## TASK STATEMENT
The records underneath are to be repeated exactly, with the pictures left out.

## Dataset entries
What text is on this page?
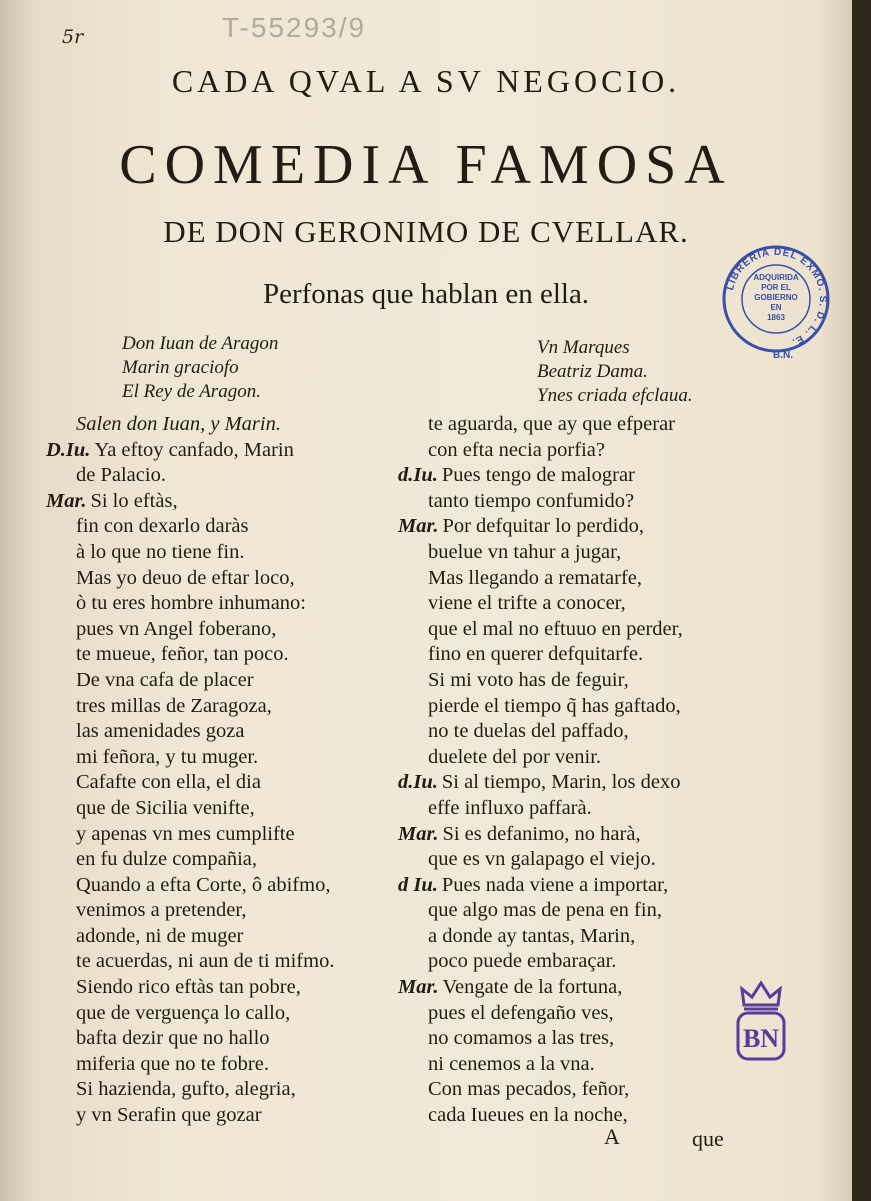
5r	T-55293/9
CADA QVAL A SV NEGOCIO.
COMEDIA FAMOSA
DE DON GERONIMO DE CVELLAR.
Perfonas que hablan en ella.
Don Iuan de Aragon
Marin graciofo
El Rey de Aragon.
Vn Marques
Beatriz Dama.
Ynes criada efclaua.
Salen don Iuan, y Marin.
D.Iu. Ya eftoy canfado, Marin
de Palacio.
Mar. Si lo eftàs,
fin con dexarlo daràs
à lo que no tiene fin.
Mas yo deuo de eftar loco,
ò tu eres hombre inhumano:
pues vn Angel foberano,
te mueue, feñor, tan poco.
De vna cafa de placer
tres millas de Zaragoza,
las amenidades goza
mi feñora, y tu muger.
Cafafte con ella, el dia
que de Sicilia venifte,
y apenas vn mes cumplifte
en fu dulze compañia,
Quando a efta Corte, ô abifmo,
venimos a pretender,
adonde, ni de muger
te acuerdas, ni aun de ti mifmo.
Siendo rico eftàs tan pobre,
que de verguença lo callo,
bafta dezir que no hallo
miferia que no te fobre.
Si hazienda, gufto, alegria,
y vn Serafin que gozar
te aguarda, que ay que efperar
con efta necia porfia?
d.Iu. Pues tengo de malograr
tanto tiempo confumido?
Mar. Por defquitar lo perdido,
buelue vn tahur a jugar,
Mas llegando a rematarfe,
viene el trifte a conocer,
que el mal no eftuuo en perder,
fino en querer defquitarfe.
Si mi voto has de feguir,
pierde el tiempo q̃ has gaftado,
no te duelas del paffado,
duelete del por venir.
d.Iu. Si al tiempo, Marin, los dexo
effe influxo paffarà.
Mar. Si es defanimo, no harà,
que es vn galapago el viejo.
d Iu. Pues nada viene a importar,
que algo mas de pena en fin,
a donde ay tantas, Marin,
poco puede embaraçar.
Mar. Vengate de la fortuna,
pues el defengaño ves,
no comamos a las tres,
ni cenemos a la vna.
Con mas pecados, feñor,
cada Iueues en la noche,
A	que
LIBRERIA DEL EXMO. S. D. L. E.
ADQUIRIDA
POR EL
GOBIERNO
EN
1863
B.N.
BN
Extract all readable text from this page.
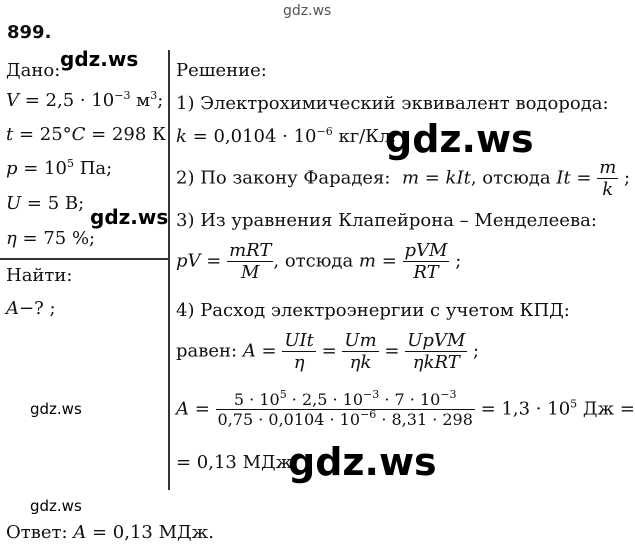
gdz.ws
899.
Дано:
$V = 2,5 \cdot 10^{-3}$ $м^3$;
t = 25°C = 298 К
$p = 10^5$ Па;
U = 5 В;
η = 75 %;
Найти:
A−? ;
Решение:
1) Электрохимический эквивалент водорода:
$k = 0,0104 \cdot 10^{-6}$ кг/Кл;
2) По закону Фарадея:  m = kIt, отсюда $It = \frac{m}{k}$ ;
3) Из уравнения Клапейрона – Менделеева:
pV = $\frac{\text{mRT}}{M}$ , отсюда $m = \frac{\text{pVM}}{RT}$ ;
4) Расход электроэнергии с учетом КПД:
равен: $A = \frac{\text{UIt}}{\eta} = \frac{Um}{\eta k} = \frac{\text{UpVM}}{\text{ηkRT}}$ ;
$A = \frac{5 \cdot 10^5 \cdot 2,5 \cdot 10^{-3} \cdot 7 \cdot 10^{-3}}{0,75 \cdot 0,0104 \cdot 10^{-6} \cdot 8,31 \cdot 298} = 1,3 \cdot 10^5$ Дж =
= 0,13 МДж;
Ответ: A = 0,13 МДж.
gdz.ws
gdz.ws
gdz.ws
gdz.ws
gdz.ws
gdz.ws
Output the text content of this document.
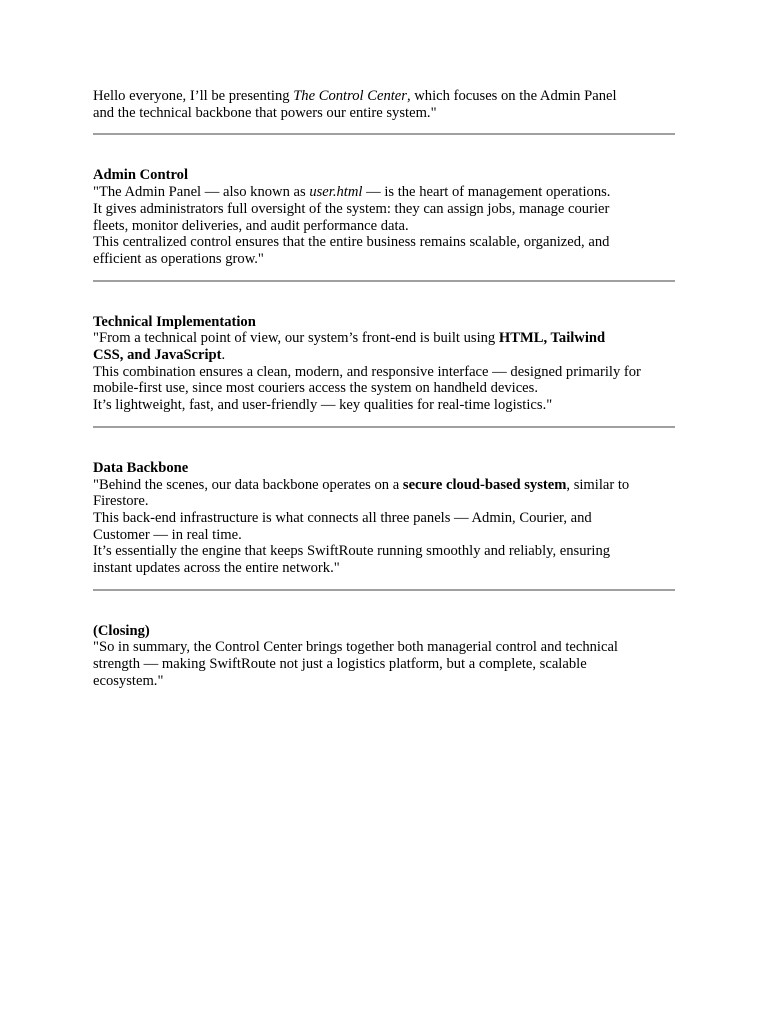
Hello everyone, I’ll be presenting The Control Center, which focuses on the Admin Panel
and the technical backbone that powers our entire system."

Admin Control
"The Admin Panel — also known as user.html — is the heart of management operations.
It gives administrators full oversight of the system: they can assign jobs, manage courier
fleets, monitor deliveries, and audit performance data.
This centralized control ensures that the entire business remains scalable, organized, and
efficient as operations grow."

Technical Implementation
"From a technical point of view, our system’s front-end is built using HTML, Tailwind
CSS, and JavaScript.
This combination ensures a clean, modern, and responsive interface — designed primarily for
mobile-first use, since most couriers access the system on handheld devices.
It’s lightweight, fast, and user-friendly — key qualities for real-time logistics."

Data Backbone
"Behind the scenes, our data backbone operates on a secure cloud-based system, similar to
Firestore.
This back-end infrastructure is what connects all three panels — Admin, Courier, and
Customer — in real time.
It’s essentially the engine that keeps SwiftRoute running smoothly and reliably, ensuring
instant updates across the entire network."

(Closing)
"So in summary, the Control Center brings together both managerial control and technical
strength — making SwiftRoute not just a logistics platform, but a complete, scalable
ecosystem."
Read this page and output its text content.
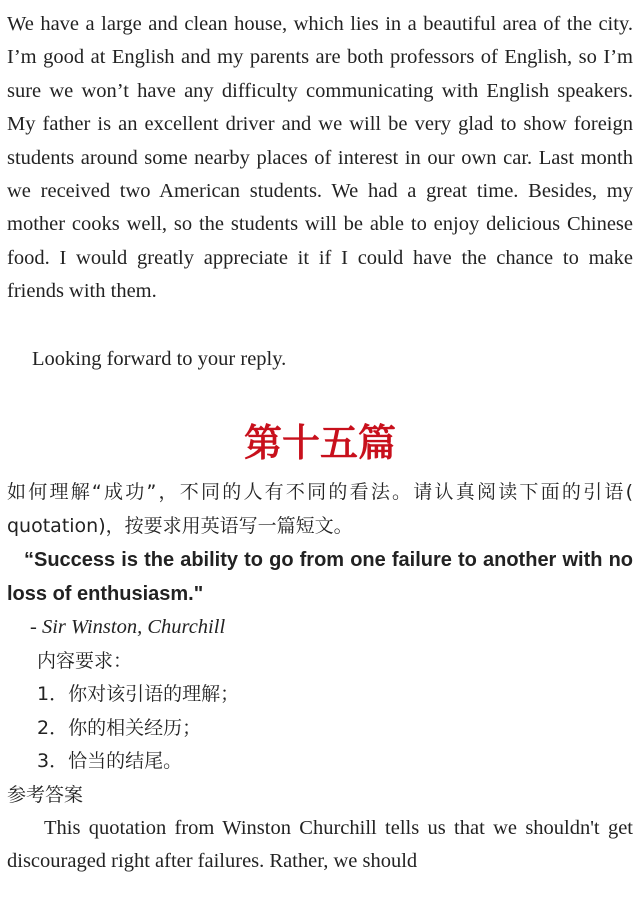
We have a large and clean house, which lies in a beautiful area of the city. I’m good at English and my parents are both professors of English, so I’m sure we won’t have any difficulty communicating with English speakers. My father is an excellent driver and we will be very glad to show foreign students around some nearby places of interest in our own car. Last month we received two American students. We had a great time. Besides, my mother cooks well, so the students will be able to enjoy delicious Chinese food. I would greatly appreciate it if I could have the chance to make friends with them.

Looking forward to your reply.

第十五篇

如何理解“成功”，不同的人有不同的看法。请认真阅读下面的引语( quotation)，按要求用英语写一篇短文。

“Success is the ability to go from one failure to another with no loss of enthusiasm."

- Sir Winston, Churchill

内容要求：

1．你对该引语的理解；

2．你的相关经历；

3．恰当的结尾。

参考答案

This quotation from Winston Churchill tells us that we shouldn't get discouraged right after failures. Rather, we should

## FINAL ANSWER
What text is on this page?
5r	T-55293/9
CADA QVAL A SV NEGOCIO.
COMEDIA FAMOSA
DE DON GERONIMO DE CVELLAR.
Perfonas que hablan en ella.
Don Iuan de Aragon
Marin graciofo
El Rey de Aragon.
Vn Marques
Beatriz Dama.
Ynes criada efclaua.
Salen don Iuan, y Marin.
D.Iu. Ya eftoy canfado, Marin
de Palacio.
Mar. Si lo eftàs,
fin con dexarlo daràs
à lo que no tiene fin.
Mas yo deuo de eftar loco,
ò tu eres hombre inhumano:
pues vn Angel foberano,
te mueue, feñor, tan poco.
De vna cafa de placer
tres millas de Zaragoza,
las amenidades goza
mi feñora, y tu muger.
Cafafte con ella, el dia
que de Sicilia venifte,
y apenas vn mes cumplifte
en fu dulze compañia,
Quando a efta Corte, ô abifmo,
venimos a pretender,
adonde, ni de muger
te acuerdas, ni aun de ti mifmo.
Siendo rico eftàs tan pobre,
que de verguença lo callo,
bafta dezir que no hallo
miferia que no te fobre.
Si hazienda, gufto, alegria,
y vn Serafin que gozar
te aguarda, que ay que efperar
con efta necia porfia?
d.Iu. Pues tengo de malograr
tanto tiempo confumido?
Mar. Por defquitar lo perdido,
buelue vn tahur a jugar,
Mas llegando a rematarfe,
viene el trifte a conocer,
que el mal no eftuuo en perder,
fino en querer defquitarfe.
Si mi voto has de feguir,
pierde el tiempo q̃ has gaftado,
no te duelas del paffado,
duelete del por venir.
d.Iu. Si al tiempo, Marin, los dexo
effe influxo paffarà.
Mar. Si es defanimo, no harà,
que es vn galapago el viejo.
d Iu. Pues nada viene a importar,
que algo mas de pena en fin,
a donde ay tantas, Marin,
poco puede embaraçar.
Mar. Vengate de la fortuna,
pues el defengaño ves,
no comamos a las tres,
ni cenemos a la vna.
Con mas pecados, feñor,
cada Iueues en la noche,
A	que
LIBRERIA DEL EXMO. S. D. L. E.
ADQUIRIDA
POR EL
GOBIERNO
EN
1863
B.N.
BN
Extract all readable text from this page.
gdz.ws
899.
Дано:
$V = 2,5 \cdot 10^{-3}$ $м^3$;
t = 25°C = 298 К
$p = 10^5$ Па;
U = 5 В;
η = 75 %;
Найти:
A−? ;
Решение:
1) Электрохимический эквивалент водорода:
$k = 0,0104 \cdot 10^{-6}$ кг/Кл;
2) По закону Фарадея:  m = kIt, отсюда $It = \frac{m}{k}$ ;
3) Из уравнения Клапейрона – Менделеева:
pV = $\frac{\text{mRT}}{M}$ , отсюда $m = \frac{\text{pVM}}{RT}$ ;
4) Расход электроэнергии с учетом КПД:
равен: $A = \frac{\text{UIt}}{\eta} = \frac{Um}{\eta k} = \frac{\text{UpVM}}{\text{ηkRT}}$ ;
$A = \frac{5 \cdot 10^5 \cdot 2,5 \cdot 10^{-3} \cdot 7 \cdot 10^{-3}}{0,75 \cdot 0,0104 \cdot 10^{-6} \cdot 8,31 \cdot 298} = 1,3 \cdot 10^5$ Дж =
= 0,13 МДж;
Ответ: A = 0,13 МДж.
gdz.ws
gdz.ws
gdz.ws
gdz.ws
gdz.ws
gdz.ws
Output the text content of this document.
Hello everyone, I’ll be presenting The Control Center, which focuses on the Admin Panel
and the technical backbone that powers our entire system."

Admin Control
"The Admin Panel — also known as user.html — is the heart of management operations.
It gives administrators full oversight of the system: they can assign jobs, manage courier
fleets, monitor deliveries, and audit performance data.
This centralized control ensures that the entire business remains scalable, organized, and
efficient as operations grow."

Technical Implementation
"From a technical point of view, our system’s front-end is built using HTML, Tailwind
CSS, and JavaScript.
This combination ensures a clean, modern, and responsive interface — designed primarily for
mobile-first use, since most couriers access the system on handheld devices.
It’s lightweight, fast, and user-friendly — key qualities for real-time logistics."

Data Backbone
"Behind the scenes, our data backbone operates on a secure cloud-based system, similar to
Firestore.
This back-end infrastructure is what connects all three panels — Admin, Courier, and
Customer — in real time.
It’s essentially the engine that keeps SwiftRoute running smoothly and reliably, ensuring
instant updates across the entire network."

(Closing)
"So in summary, the Control Center brings together both managerial control and technical
strength — making SwiftRoute not just a logistics platform, but a complete, scalable
ecosystem."
Read this page and output its text content.
We have a large and clean house, which lies in a beautiful area of the city. I’m good at English and my parents are both professors of English, so I’m sure we won’t have any difficulty communicating with English speakers. My father is an excellent driver and we will be very glad to show foreign students around some nearby places of interest in our own car. Last month we received two American students. We had a great time. Besides, my mother cooks well, so the students will be able to enjoy delicious Chinese food. I would greatly appreciate it if I could have the chance to make friends with them.

Looking forward to your reply.

第十五篇

如何理解“成功”，不同的人有不同的看法。请认真阅读下面的引语( quotation)，按要求用英语写一篇短文。

“Success is the ability to go from one failure to another with no loss of enthusiasm."

- Sir Winston, Churchill

内容要求：

1．你对该引语的理解；

2．你的相关经历；

3．恰当的结尾。

参考答案

This quotation from Winston Churchill tells us that we shouldn't get discouraged right after failures. Rather, we should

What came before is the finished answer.